◆ **What the exercise asks**: Please retype each of the following lines character for character, with no changes.

::: Information supplied :::

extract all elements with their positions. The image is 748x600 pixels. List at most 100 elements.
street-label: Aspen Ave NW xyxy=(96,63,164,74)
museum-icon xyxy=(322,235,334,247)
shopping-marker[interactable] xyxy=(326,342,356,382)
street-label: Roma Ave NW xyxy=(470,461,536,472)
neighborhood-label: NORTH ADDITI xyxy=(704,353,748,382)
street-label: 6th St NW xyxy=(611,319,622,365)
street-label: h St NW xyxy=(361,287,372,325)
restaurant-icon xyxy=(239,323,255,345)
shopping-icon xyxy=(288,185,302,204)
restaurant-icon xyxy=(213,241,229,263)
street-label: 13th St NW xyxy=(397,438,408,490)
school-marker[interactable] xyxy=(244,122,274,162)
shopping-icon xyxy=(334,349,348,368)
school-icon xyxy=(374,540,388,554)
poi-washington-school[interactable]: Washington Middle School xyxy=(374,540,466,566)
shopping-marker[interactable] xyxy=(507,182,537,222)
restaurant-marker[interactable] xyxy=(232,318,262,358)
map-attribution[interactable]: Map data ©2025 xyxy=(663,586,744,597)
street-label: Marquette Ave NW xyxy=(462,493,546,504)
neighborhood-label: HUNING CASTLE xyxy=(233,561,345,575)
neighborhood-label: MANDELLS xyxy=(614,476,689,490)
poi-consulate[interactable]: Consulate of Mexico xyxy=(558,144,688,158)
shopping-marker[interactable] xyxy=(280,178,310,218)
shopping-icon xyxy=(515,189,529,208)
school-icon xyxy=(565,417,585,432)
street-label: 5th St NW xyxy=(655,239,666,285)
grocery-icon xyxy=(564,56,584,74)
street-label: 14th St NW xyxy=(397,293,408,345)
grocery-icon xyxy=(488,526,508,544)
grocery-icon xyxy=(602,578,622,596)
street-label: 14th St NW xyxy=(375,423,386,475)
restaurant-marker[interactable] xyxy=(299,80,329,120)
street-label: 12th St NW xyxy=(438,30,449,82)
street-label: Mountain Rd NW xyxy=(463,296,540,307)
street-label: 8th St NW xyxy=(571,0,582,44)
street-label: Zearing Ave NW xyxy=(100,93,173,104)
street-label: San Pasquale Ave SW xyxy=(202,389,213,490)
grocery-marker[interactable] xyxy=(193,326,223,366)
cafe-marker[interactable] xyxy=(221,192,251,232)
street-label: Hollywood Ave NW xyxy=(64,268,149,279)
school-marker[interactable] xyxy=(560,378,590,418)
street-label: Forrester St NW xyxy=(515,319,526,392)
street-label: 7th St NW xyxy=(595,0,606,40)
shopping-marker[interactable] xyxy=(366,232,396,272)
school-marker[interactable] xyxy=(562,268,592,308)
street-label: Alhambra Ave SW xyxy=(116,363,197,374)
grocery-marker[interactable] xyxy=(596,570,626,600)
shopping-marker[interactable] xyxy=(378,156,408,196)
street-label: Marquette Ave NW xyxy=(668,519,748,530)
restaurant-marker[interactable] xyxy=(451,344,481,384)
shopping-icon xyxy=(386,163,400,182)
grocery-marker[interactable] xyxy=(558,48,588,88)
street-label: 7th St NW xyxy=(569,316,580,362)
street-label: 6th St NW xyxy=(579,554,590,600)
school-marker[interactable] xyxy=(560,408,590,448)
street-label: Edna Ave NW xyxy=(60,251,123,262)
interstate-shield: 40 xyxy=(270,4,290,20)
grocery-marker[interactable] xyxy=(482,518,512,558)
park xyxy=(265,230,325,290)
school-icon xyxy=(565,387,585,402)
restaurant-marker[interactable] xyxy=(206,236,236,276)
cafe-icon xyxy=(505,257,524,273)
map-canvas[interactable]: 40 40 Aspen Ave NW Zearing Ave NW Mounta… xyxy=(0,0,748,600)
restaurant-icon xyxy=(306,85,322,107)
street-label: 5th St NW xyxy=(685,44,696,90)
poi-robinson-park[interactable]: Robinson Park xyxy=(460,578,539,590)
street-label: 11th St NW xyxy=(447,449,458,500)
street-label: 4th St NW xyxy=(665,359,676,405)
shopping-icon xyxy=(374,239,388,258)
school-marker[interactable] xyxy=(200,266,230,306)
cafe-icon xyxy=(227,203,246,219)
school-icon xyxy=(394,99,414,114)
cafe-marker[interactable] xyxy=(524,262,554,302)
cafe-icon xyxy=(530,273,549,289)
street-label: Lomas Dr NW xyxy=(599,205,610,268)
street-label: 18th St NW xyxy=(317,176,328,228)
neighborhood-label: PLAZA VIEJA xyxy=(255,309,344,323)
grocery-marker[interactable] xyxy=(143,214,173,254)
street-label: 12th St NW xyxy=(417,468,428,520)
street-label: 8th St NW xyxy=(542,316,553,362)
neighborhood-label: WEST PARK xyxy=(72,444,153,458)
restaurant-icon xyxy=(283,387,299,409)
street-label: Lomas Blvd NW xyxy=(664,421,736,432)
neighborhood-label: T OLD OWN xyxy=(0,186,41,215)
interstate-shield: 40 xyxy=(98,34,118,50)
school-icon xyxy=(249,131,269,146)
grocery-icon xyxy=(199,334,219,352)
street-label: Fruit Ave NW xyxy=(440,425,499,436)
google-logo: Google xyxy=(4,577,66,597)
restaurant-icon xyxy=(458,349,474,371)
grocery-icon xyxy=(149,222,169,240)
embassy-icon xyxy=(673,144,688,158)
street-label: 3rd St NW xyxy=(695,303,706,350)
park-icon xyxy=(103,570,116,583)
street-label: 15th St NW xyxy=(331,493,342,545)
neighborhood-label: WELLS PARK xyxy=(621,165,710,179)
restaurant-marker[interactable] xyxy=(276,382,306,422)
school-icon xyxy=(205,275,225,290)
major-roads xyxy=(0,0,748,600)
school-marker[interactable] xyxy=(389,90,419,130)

:::

◆ **Result for this task**:
extract all elements with their positions. The image is 748x600 pixels. List at most 100 elements.
street-label: Aspen Ave NW xyxy=(96,63,164,74)
museum-icon xyxy=(322,235,334,247)
shopping-marker[interactable] xyxy=(326,342,356,382)
street-label: Roma Ave NW xyxy=(470,461,536,472)
neighborhood-label: NORTH ADDITI xyxy=(704,353,748,382)
street-label: 6th St NW xyxy=(611,319,622,365)
street-label: h St NW xyxy=(361,287,372,325)
restaurant-icon xyxy=(239,323,255,345)
shopping-icon xyxy=(288,185,302,204)
restaurant-icon xyxy=(213,241,229,263)
street-label: 13th St NW xyxy=(397,438,408,490)
school-marker[interactable] xyxy=(244,122,274,162)
shopping-icon xyxy=(334,349,348,368)
school-icon xyxy=(374,540,388,554)
poi-washington-school[interactable]: Washington Middle School xyxy=(374,540,466,566)
shopping-marker[interactable] xyxy=(507,182,537,222)
restaurant-marker[interactable] xyxy=(232,318,262,358)
map-attribution[interactable]: Map data ©2025 xyxy=(663,586,744,597)
street-label: Marquette Ave NW xyxy=(462,493,546,504)
neighborhood-label: HUNING CASTLE xyxy=(233,561,345,575)
neighborhood-label: MANDELLS xyxy=(614,476,689,490)
poi-consulate[interactable]: Consulate of Mexico xyxy=(558,144,688,158)
shopping-marker[interactable] xyxy=(280,178,310,218)
shopping-icon xyxy=(515,189,529,208)
school-icon xyxy=(565,417,585,432)
street-label: 5th St NW xyxy=(655,239,666,285)
grocery-icon xyxy=(564,56,584,74)
street-label: 14th St NW xyxy=(397,293,408,345)
grocery-icon xyxy=(488,526,508,544)
grocery-icon xyxy=(602,578,622,596)
street-label: 14th St NW xyxy=(375,423,386,475)
restaurant-marker[interactable] xyxy=(299,80,329,120)
street-label: 12th St NW xyxy=(438,30,449,82)
street-label: Mountain Rd NW xyxy=(463,296,540,307)
street-label: 8th St NW xyxy=(571,0,582,44)
street-label: Zearing Ave NW xyxy=(100,93,173,104)
street-label: San Pasquale Ave SW xyxy=(202,389,213,490)
grocery-marker[interactable] xyxy=(193,326,223,366)
cafe-marker[interactable] xyxy=(221,192,251,232)
street-label: Hollywood Ave NW xyxy=(64,268,149,279)
school-marker[interactable] xyxy=(560,378,590,418)
street-label: Forrester St NW xyxy=(515,319,526,392)
street-label: 7th St NW xyxy=(595,0,606,40)
shopping-marker[interactable] xyxy=(366,232,396,272)
school-marker[interactable] xyxy=(562,268,592,308)
street-label: Alhambra Ave SW xyxy=(116,363,197,374)
grocery-marker[interactable] xyxy=(596,570,626,600)
shopping-marker[interactable] xyxy=(378,156,408,196)
street-label: Marquette Ave NW xyxy=(668,519,748,530)
restaurant-marker[interactable] xyxy=(451,344,481,384)
shopping-icon xyxy=(386,163,400,182)
grocery-marker[interactable] xyxy=(558,48,588,88)
street-label: 7th St NW xyxy=(569,316,580,362)
street-label: 6th St NW xyxy=(579,554,590,600)
school-marker[interactable] xyxy=(560,408,590,448)
street-label: Edna Ave NW xyxy=(60,251,123,262)
interstate-shield: 40 xyxy=(270,4,290,20)
grocery-marker[interactable] xyxy=(482,518,512,558)
park xyxy=(265,230,325,290)
school-icon xyxy=(565,387,585,402)
restaurant-marker[interactable] xyxy=(206,236,236,276)
cafe-icon xyxy=(505,257,524,273)
map-canvas[interactable]: 40 40 Aspen Ave NW Zearing Ave NW Mounta… xyxy=(0,0,748,600)
restaurant-icon xyxy=(306,85,322,107)
street-label: 5th St NW xyxy=(685,44,696,90)
poi-robinson-park[interactable]: Robinson Park xyxy=(460,578,539,590)
street-label: 11th St NW xyxy=(447,449,458,500)
street-label: 4th St NW xyxy=(665,359,676,405)
shopping-icon xyxy=(374,239,388,258)
school-marker[interactable] xyxy=(200,266,230,306)
cafe-icon xyxy=(227,203,246,219)
school-icon xyxy=(394,99,414,114)
cafe-marker[interactable] xyxy=(524,262,554,302)
cafe-icon xyxy=(530,273,549,289)
street-label: Lomas Dr NW xyxy=(599,205,610,268)
street-label: 18th St NW xyxy=(317,176,328,228)
neighborhood-label: PLAZA VIEJA xyxy=(255,309,344,323)
grocery-marker[interactable] xyxy=(143,214,173,254)
street-label: 12th St NW xyxy=(417,468,428,520)
street-label: 8th St NW xyxy=(542,316,553,362)
neighborhood-label: WEST PARK xyxy=(72,444,153,458)
restaurant-icon xyxy=(283,387,299,409)
street-label: Lomas Blvd NW xyxy=(664,421,736,432)
neighborhood-label: T OLD OWN xyxy=(0,186,41,215)
interstate-shield: 40 xyxy=(98,34,118,50)
school-icon xyxy=(249,131,269,146)
grocery-icon xyxy=(199,334,219,352)
street-label: Fruit Ave NW xyxy=(440,425,499,436)
google-logo: Google xyxy=(4,577,66,597)
restaurant-icon xyxy=(458,349,474,371)
grocery-icon xyxy=(149,222,169,240)
embassy-icon xyxy=(673,144,688,158)
street-label: 3rd St NW xyxy=(695,303,706,350)
park-icon xyxy=(103,570,116,583)
street-label: 15th St NW xyxy=(331,493,342,545)
neighborhood-label: WELLS PARK xyxy=(621,165,710,179)
restaurant-marker[interactable] xyxy=(276,382,306,422)
school-icon xyxy=(205,275,225,290)
major-roads xyxy=(0,0,748,600)
school-marker[interactable] xyxy=(389,90,419,130)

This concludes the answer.